● **TASK TO CARRY OUT**
Across all the lines below, how many contain the string "Étude"? Please reply with the number only.

● **TASK INPUTS**

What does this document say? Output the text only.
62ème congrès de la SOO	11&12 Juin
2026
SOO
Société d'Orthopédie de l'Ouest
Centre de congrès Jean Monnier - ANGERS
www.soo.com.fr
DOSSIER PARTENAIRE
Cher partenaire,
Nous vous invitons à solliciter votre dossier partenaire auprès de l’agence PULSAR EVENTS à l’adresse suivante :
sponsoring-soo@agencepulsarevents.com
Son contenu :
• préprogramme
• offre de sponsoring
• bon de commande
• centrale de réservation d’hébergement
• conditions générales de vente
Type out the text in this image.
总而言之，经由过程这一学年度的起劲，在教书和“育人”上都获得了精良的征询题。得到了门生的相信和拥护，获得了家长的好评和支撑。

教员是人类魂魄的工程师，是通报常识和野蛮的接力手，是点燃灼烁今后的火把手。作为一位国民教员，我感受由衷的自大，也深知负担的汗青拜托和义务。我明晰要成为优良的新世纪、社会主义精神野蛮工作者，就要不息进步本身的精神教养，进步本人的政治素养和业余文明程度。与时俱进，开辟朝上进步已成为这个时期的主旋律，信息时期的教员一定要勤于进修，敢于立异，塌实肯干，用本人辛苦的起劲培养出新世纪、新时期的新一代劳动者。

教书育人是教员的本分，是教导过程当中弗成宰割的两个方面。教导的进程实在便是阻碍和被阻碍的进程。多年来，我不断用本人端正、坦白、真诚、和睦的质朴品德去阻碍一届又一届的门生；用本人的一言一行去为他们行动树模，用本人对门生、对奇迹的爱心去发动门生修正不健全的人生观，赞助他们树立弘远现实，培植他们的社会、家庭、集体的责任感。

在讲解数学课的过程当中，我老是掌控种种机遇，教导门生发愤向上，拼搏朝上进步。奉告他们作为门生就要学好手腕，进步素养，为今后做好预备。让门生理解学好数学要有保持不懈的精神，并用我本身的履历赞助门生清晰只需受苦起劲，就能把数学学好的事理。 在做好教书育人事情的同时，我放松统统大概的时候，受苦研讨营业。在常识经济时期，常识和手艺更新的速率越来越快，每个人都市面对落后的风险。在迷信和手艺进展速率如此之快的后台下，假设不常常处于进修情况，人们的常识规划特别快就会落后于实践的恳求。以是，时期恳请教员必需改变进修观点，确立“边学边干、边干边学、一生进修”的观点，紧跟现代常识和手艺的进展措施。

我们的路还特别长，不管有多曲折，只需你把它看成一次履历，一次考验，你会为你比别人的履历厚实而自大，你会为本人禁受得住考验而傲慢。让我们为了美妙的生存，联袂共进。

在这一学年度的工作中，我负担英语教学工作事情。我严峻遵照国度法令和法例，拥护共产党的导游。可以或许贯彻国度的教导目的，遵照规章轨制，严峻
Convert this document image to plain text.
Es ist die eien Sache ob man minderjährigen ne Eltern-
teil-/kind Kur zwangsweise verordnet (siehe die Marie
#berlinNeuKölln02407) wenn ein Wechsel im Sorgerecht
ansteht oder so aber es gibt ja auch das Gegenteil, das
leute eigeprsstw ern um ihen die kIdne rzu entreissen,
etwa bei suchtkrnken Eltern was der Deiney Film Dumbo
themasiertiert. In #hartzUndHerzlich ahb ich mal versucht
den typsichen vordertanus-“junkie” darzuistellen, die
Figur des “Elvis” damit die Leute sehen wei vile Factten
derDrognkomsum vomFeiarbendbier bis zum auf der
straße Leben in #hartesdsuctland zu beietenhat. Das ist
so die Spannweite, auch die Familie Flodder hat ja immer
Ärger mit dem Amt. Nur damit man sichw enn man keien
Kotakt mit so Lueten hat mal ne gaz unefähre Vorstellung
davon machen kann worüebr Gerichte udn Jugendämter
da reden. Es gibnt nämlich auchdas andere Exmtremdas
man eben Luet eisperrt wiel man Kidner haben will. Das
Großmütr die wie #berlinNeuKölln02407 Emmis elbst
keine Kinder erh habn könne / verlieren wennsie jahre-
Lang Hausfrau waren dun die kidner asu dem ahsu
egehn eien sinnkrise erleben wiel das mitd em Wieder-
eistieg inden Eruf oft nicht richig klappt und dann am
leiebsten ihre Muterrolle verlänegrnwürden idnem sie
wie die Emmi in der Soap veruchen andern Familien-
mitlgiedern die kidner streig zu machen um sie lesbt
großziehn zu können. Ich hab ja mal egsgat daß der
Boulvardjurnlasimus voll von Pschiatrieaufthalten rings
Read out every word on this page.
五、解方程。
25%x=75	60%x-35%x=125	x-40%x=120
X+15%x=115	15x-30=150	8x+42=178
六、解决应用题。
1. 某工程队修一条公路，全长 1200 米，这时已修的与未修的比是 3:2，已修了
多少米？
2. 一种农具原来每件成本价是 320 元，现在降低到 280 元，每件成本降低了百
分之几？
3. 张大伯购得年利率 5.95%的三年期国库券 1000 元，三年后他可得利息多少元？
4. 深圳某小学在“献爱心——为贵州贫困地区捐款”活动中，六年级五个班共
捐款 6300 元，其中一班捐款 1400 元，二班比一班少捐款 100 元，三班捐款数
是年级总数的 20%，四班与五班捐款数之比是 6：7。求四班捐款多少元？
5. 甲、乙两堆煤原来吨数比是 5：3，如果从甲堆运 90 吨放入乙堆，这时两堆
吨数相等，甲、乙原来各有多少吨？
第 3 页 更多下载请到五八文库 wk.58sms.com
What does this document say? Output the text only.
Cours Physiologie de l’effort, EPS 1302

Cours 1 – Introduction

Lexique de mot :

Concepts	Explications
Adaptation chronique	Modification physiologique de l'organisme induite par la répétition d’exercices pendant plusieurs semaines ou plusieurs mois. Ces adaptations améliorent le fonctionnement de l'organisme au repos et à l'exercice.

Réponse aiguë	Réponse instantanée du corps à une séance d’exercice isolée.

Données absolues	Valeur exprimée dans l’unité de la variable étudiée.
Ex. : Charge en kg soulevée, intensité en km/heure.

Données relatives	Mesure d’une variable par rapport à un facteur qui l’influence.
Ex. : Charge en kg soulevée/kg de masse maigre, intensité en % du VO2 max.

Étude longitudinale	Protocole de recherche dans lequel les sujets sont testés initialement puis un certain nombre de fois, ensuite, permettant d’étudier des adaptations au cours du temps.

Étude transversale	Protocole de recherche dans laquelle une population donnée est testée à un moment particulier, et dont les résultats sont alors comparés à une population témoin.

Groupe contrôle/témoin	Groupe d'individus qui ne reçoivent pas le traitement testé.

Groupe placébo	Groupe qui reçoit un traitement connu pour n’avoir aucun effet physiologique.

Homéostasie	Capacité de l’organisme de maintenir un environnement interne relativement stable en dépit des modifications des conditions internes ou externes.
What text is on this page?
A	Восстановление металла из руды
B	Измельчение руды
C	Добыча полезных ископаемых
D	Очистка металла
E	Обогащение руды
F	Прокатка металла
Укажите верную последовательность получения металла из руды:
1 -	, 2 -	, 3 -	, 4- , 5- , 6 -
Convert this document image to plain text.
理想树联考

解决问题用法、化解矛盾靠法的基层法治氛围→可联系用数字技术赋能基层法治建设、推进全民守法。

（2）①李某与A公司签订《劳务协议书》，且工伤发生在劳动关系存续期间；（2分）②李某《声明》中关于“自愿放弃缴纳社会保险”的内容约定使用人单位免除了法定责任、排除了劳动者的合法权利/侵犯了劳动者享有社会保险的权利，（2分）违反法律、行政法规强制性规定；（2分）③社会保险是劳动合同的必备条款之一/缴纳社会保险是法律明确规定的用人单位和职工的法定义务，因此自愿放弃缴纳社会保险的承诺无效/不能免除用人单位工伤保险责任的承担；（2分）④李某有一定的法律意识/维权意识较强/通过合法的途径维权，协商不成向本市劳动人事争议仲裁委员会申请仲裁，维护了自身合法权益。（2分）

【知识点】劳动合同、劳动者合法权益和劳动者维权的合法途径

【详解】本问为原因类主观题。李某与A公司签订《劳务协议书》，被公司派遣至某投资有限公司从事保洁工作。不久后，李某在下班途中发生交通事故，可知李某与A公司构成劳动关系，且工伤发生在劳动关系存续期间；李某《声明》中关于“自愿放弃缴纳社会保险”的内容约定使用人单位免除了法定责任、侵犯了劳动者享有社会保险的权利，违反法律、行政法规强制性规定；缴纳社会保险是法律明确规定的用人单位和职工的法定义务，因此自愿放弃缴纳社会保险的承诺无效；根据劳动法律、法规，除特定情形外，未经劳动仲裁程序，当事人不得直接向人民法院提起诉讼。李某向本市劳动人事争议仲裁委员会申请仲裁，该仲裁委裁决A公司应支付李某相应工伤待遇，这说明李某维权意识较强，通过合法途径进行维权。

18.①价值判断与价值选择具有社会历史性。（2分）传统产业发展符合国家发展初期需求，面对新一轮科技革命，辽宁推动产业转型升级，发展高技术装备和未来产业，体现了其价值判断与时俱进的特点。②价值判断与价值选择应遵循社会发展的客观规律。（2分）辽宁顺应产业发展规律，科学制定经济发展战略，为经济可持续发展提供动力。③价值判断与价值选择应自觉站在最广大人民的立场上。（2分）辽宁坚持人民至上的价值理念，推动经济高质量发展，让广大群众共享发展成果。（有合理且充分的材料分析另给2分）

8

● **OUTPUT BELOW**
2